A block of data:
:::::
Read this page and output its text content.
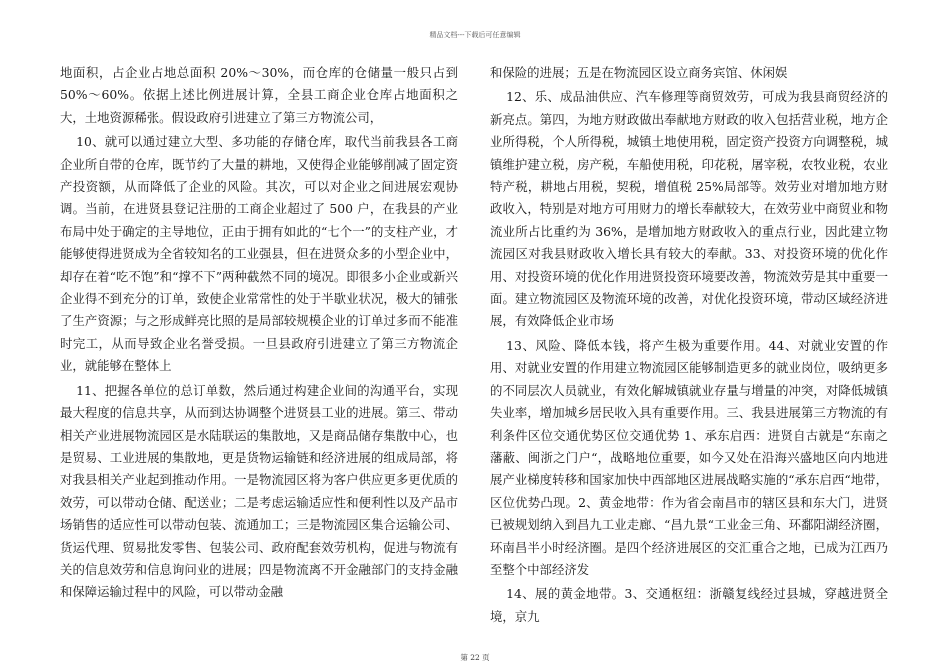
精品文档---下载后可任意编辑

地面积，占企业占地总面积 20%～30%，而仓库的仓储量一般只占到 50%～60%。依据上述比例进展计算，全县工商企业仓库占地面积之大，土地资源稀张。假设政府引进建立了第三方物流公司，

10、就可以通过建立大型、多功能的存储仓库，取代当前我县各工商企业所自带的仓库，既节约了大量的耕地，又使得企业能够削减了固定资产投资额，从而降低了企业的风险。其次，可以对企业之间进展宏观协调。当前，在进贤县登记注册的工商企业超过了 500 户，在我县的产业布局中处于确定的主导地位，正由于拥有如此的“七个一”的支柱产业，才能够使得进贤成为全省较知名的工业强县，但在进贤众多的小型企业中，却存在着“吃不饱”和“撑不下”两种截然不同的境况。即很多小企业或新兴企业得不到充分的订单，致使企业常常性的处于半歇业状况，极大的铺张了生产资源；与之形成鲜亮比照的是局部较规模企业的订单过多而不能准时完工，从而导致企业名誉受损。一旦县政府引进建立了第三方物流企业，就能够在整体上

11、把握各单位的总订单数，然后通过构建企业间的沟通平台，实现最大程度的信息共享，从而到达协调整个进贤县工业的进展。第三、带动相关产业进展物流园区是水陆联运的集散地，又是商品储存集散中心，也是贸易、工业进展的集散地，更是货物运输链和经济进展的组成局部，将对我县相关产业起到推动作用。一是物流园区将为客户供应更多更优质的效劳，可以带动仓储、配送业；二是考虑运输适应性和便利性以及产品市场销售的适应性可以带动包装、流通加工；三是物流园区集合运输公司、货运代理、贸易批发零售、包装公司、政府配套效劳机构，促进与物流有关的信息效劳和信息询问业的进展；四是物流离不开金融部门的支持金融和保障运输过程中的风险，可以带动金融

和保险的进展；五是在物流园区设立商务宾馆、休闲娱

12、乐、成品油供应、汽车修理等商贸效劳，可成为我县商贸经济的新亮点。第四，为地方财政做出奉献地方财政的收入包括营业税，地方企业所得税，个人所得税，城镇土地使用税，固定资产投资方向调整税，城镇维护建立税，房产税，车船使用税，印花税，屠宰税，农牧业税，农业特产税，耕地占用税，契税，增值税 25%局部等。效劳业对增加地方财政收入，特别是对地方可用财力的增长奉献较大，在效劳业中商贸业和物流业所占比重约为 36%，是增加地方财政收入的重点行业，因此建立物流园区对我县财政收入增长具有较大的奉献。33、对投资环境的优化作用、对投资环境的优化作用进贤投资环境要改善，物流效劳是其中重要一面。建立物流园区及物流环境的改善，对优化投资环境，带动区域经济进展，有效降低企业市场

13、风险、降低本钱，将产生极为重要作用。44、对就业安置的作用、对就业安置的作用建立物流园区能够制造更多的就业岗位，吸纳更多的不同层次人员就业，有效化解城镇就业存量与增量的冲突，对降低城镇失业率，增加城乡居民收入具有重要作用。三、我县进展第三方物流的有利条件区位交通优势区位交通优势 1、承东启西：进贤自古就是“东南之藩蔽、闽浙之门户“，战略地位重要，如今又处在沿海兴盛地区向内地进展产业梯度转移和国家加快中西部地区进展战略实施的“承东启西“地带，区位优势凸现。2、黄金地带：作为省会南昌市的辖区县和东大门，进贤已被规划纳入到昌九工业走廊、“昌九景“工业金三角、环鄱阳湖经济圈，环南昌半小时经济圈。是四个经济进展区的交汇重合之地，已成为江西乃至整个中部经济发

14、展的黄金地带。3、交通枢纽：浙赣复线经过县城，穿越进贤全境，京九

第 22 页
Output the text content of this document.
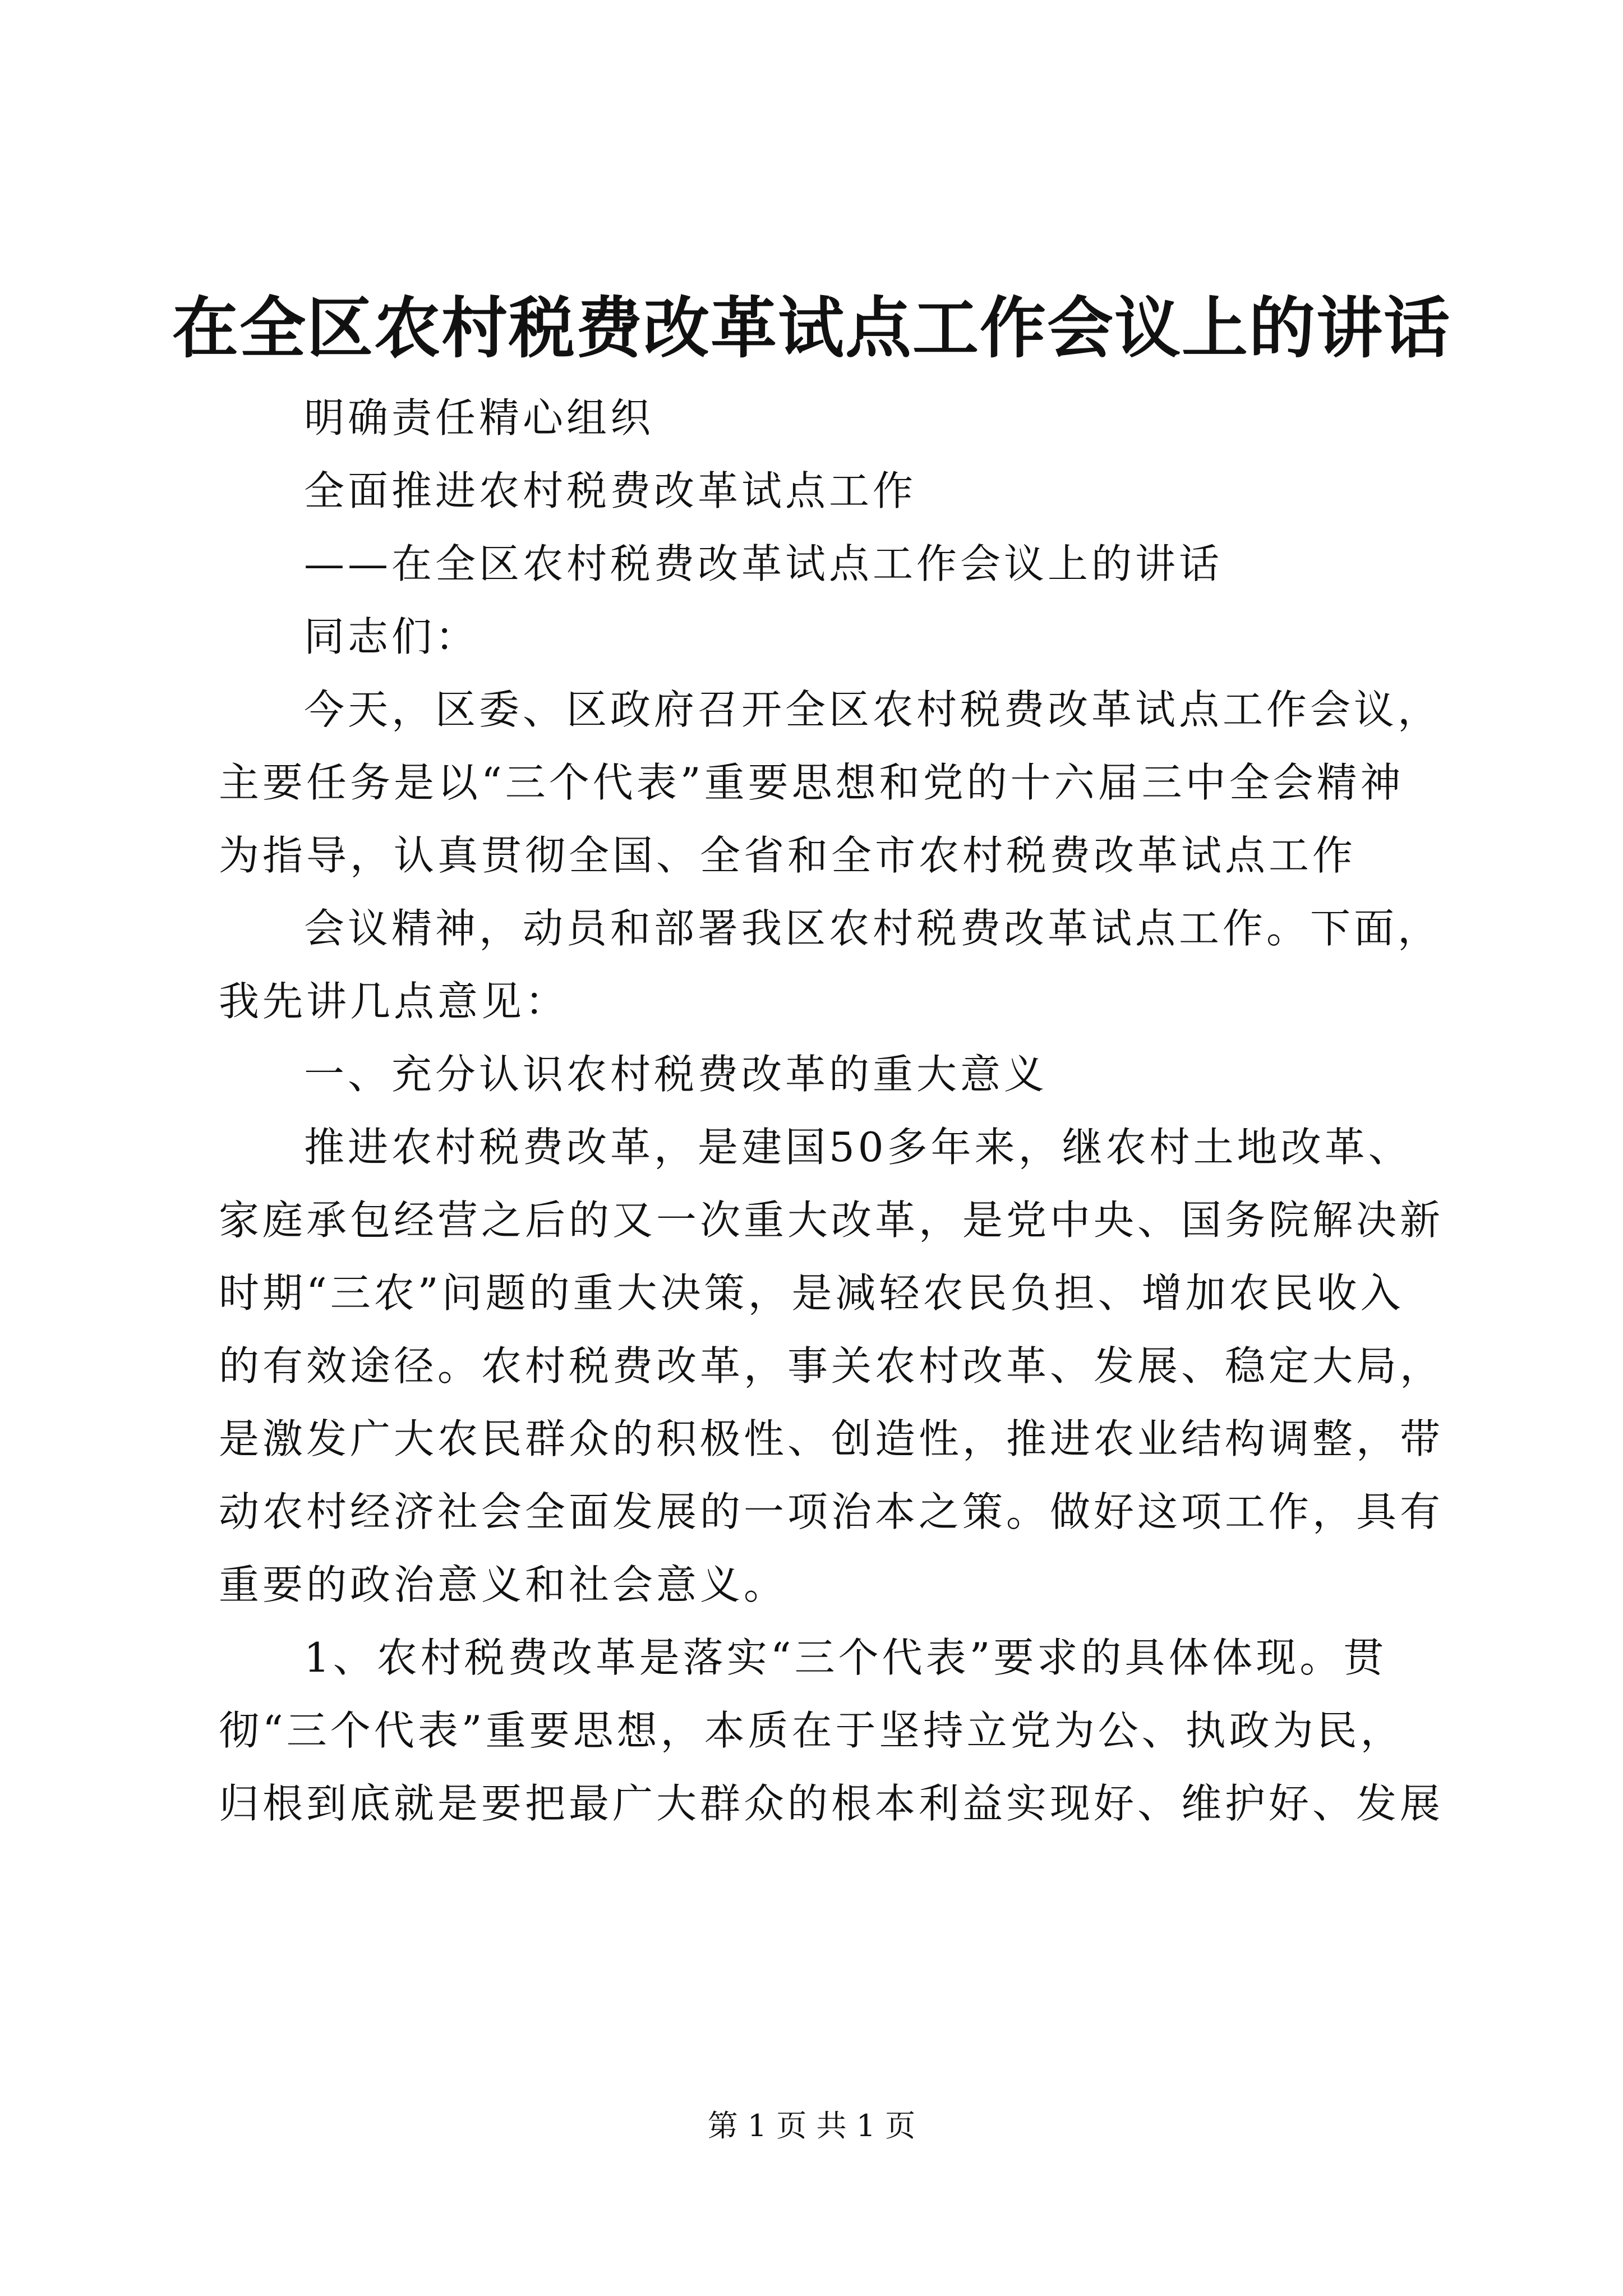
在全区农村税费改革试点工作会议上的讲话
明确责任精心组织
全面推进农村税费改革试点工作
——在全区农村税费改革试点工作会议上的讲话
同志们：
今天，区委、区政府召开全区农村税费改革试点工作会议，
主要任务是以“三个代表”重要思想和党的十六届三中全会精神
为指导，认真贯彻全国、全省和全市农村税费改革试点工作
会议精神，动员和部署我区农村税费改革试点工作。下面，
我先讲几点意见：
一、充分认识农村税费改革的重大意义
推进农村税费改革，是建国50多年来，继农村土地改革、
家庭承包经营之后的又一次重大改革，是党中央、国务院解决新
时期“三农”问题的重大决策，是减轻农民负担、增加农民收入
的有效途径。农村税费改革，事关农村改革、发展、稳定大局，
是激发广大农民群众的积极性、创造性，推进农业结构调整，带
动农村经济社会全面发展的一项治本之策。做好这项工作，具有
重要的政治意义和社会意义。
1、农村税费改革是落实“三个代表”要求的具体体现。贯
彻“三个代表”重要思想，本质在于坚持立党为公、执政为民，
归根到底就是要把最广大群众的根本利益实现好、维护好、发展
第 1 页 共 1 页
:::::
> Direction: Give back the whole listing as it stands, minus its pictures.

> Task output:
Read this page and output its text content.
精品文档---下载后可任意编辑

地面积，占企业占地总面积 20%～30%，而仓库的仓储量一般只占到 50%～60%。依据上述比例进展计算，全县工商企业仓库占地面积之大，土地资源稀张。假设政府引进建立了第三方物流公司，

10、就可以通过建立大型、多功能的存储仓库，取代当前我县各工商企业所自带的仓库，既节约了大量的耕地，又使得企业能够削减了固定资产投资额，从而降低了企业的风险。其次，可以对企业之间进展宏观协调。当前，在进贤县登记注册的工商企业超过了 500 户，在我县的产业布局中处于确定的主导地位，正由于拥有如此的“七个一”的支柱产业，才能够使得进贤成为全省较知名的工业强县，但在进贤众多的小型企业中，却存在着“吃不饱”和“撑不下”两种截然不同的境况。即很多小企业或新兴企业得不到充分的订单，致使企业常常性的处于半歇业状况，极大的铺张了生产资源；与之形成鲜亮比照的是局部较规模企业的订单过多而不能准时完工，从而导致企业名誉受损。一旦县政府引进建立了第三方物流企业，就能够在整体上

11、把握各单位的总订单数，然后通过构建企业间的沟通平台，实现最大程度的信息共享，从而到达协调整个进贤县工业的进展。第三、带动相关产业进展物流园区是水陆联运的集散地，又是商品储存集散中心，也是贸易、工业进展的集散地，更是货物运输链和经济进展的组成局部，将对我县相关产业起到推动作用。一是物流园区将为客户供应更多更优质的效劳，可以带动仓储、配送业；二是考虑运输适应性和便利性以及产品市场销售的适应性可以带动包装、流通加工；三是物流园区集合运输公司、货运代理、贸易批发零售、包装公司、政府配套效劳机构，促进与物流有关的信息效劳和信息询问业的进展；四是物流离不开金融部门的支持金融和保障运输过程中的风险，可以带动金融

和保险的进展；五是在物流园区设立商务宾馆、休闲娱

12、乐、成品油供应、汽车修理等商贸效劳，可成为我县商贸经济的新亮点。第四，为地方财政做出奉献地方财政的收入包括营业税，地方企业所得税，个人所得税，城镇土地使用税，固定资产投资方向调整税，城镇维护建立税，房产税，车船使用税，印花税，屠宰税，农牧业税，农业特产税，耕地占用税，契税，增值税 25%局部等。效劳业对增加地方财政收入，特别是对地方可用财力的增长奉献较大，在效劳业中商贸业和物流业所占比重约为 36%，是增加地方财政收入的重点行业，因此建立物流园区对我县财政收入增长具有较大的奉献。33、对投资环境的优化作用、对投资环境的优化作用进贤投资环境要改善，物流效劳是其中重要一面。建立物流园区及物流环境的改善，对优化投资环境，带动区域经济进展，有效降低企业市场

13、风险、降低本钱，将产生极为重要作用。44、对就业安置的作用、对就业安置的作用建立物流园区能够制造更多的就业岗位，吸纳更多的不同层次人员就业，有效化解城镇就业存量与增量的冲突，对降低城镇失业率，增加城乡居民收入具有重要作用。三、我县进展第三方物流的有利条件区位交通优势区位交通优势 1、承东启西：进贤自古就是“东南之藩蔽、闽浙之门户“，战略地位重要，如今又处在沿海兴盛地区向内地进展产业梯度转移和国家加快中西部地区进展战略实施的“承东启西“地带，区位优势凸现。2、黄金地带：作为省会南昌市的辖区县和东大门，进贤已被规划纳入到昌九工业走廊、“昌九景“工业金三角、环鄱阳湖经济圈，环南昌半小时经济圈。是四个经济进展区的交汇重合之地，已成为江西乃至整个中部经济发

14、展的黄金地带。3、交通枢纽：浙赣复线经过县城，穿越进贤全境，京九

第 22 页
Output the text content of this document.
在全区农村税费改革试点工作会议上的讲话
明确责任精心组织
全面推进农村税费改革试点工作
——在全区农村税费改革试点工作会议上的讲话
同志们：
今天，区委、区政府召开全区农村税费改革试点工作会议，
主要任务是以“三个代表”重要思想和党的十六届三中全会精神
为指导，认真贯彻全国、全省和全市农村税费改革试点工作
会议精神，动员和部署我区农村税费改革试点工作。下面，
我先讲几点意见：
一、充分认识农村税费改革的重大意义
推进农村税费改革，是建国50多年来，继农村土地改革、
家庭承包经营之后的又一次重大改革，是党中央、国务院解决新
时期“三农”问题的重大决策，是减轻农民负担、增加农民收入
的有效途径。农村税费改革，事关农村改革、发展、稳定大局，
是激发广大农民群众的积极性、创造性，推进农业结构调整，带
动农村经济社会全面发展的一项治本之策。做好这项工作，具有
重要的政治意义和社会意义。
1、农村税费改革是落实“三个代表”要求的具体体现。贯
彻“三个代表”重要思想，本质在于坚持立党为公、执政为民，
归根到底就是要把最广大群众的根本利益实现好、维护好、发展
第 1 页 共 1 页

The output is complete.